*EXTRACT TO READ*
= = = =

Speaker
Description
While spatial resolution in flourescence microscopy and related fields during the last two decades reached the nanometer scale, the time resolution has remained essentially unchanged and is set by the camera system's imaging time. Yet adequate time resolution is crucial for accurate information acquisition about, for instance, dynamical processes in cells. In a reaction-difffusion process in a cell a given molecule will undergo an alterating process: unbound (free molecule) to bound (molecule bound into a complex) and back. The two states (bound and unbound) are characterized by different diffusion constants, and the transitions between the two states are characterized by two rates (bound-to-unbound) and (bound-to-unbound). The analysis of experimentally acquired trajctories for such two-state trajectories is often done using a discrete-time hidden Markov model, thus implicitly assuming that the observations generated by the hidden states are near-perfectly resolved, which is seldom the case in practise. The matter is brought to its head for rapid kinetics, where sub-time events that happen during imaging time are commonplace. To deal with type of rapid switching dynamics, we introduce a Bayesian parameter estimation procedure combined with a novel algorithm that efficiently calculates the exact probability of observed trajectories, including the many "unseen" switching events during imaging. Our method is based on an analytic derivation of generalised transition probabilities - transition-accretion probabilities - that probabilistically capture unseen switching behaviour during data acquisition. We do in-silico parameter inference where we compare this sub-time hidden Markov model to the standard variant (applicable to slow kinetics) as well as to an approximative method recently proposed (applicable to rapid kinetics). We find that our method works well irrespective of the temporal resolution of the setup, and that it can be extended to other types of two-state single-molecule experiments such as single-molecule FRET.

= = = =

*REQUIRED WORK*
Answer these questions from the description:
(a) What sets the time resolution in fluorescence microscopy?
(b) Which two approaches is the sub-time hidden Markov model compared with in the in-silico parameter inference?
(c) To what other type of two-state single-molecule experiment can the method be extended?
The records that follow have no connection to the text on microscopy time resolution.

= = = =

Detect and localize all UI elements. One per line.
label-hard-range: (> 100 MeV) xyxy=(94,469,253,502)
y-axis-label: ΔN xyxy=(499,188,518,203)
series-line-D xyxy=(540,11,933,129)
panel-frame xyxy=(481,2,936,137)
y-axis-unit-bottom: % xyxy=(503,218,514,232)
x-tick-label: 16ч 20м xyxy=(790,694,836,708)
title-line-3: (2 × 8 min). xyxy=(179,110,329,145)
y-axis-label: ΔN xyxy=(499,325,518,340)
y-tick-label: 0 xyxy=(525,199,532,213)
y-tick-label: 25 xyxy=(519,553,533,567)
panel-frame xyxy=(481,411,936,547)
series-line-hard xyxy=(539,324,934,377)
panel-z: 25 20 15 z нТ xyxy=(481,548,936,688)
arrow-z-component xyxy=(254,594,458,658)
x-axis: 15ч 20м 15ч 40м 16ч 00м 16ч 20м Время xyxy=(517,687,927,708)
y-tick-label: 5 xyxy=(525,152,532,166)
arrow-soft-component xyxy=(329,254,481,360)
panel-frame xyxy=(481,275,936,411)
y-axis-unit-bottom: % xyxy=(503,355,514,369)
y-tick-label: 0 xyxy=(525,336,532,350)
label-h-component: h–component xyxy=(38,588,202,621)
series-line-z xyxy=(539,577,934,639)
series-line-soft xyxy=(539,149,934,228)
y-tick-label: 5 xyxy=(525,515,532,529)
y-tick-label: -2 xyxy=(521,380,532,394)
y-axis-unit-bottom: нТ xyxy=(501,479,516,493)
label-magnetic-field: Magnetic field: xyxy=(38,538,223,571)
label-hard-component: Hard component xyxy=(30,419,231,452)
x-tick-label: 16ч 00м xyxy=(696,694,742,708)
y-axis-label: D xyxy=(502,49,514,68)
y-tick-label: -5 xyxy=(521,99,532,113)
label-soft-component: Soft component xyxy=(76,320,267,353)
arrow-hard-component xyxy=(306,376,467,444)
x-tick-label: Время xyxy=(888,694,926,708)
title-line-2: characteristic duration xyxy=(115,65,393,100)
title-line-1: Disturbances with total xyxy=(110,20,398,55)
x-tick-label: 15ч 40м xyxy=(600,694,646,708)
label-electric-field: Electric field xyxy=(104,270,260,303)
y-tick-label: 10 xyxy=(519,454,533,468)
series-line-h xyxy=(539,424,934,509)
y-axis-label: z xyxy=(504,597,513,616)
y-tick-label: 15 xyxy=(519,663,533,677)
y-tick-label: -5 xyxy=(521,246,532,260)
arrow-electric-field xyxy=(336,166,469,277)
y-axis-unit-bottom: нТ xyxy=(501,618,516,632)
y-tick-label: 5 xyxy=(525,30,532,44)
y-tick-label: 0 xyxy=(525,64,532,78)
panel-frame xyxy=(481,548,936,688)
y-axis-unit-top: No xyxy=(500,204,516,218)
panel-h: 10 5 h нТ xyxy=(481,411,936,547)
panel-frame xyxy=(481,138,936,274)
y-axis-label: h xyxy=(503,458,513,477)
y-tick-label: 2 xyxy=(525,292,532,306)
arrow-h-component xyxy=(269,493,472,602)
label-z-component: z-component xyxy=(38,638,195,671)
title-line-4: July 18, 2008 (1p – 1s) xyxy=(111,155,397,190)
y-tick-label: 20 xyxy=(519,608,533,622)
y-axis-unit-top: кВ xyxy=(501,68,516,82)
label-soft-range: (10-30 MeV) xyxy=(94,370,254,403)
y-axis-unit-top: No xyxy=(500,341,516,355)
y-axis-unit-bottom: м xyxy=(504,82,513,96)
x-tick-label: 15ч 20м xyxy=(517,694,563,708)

= = = =

*OUTPUT BELOW*
(a) The camera system's imaging time.
(b) The standard variant, applicable to slow kinetics, and a recently proposed approximative method, applicable to rapid kinetics.
(c) Single-molecule FRET.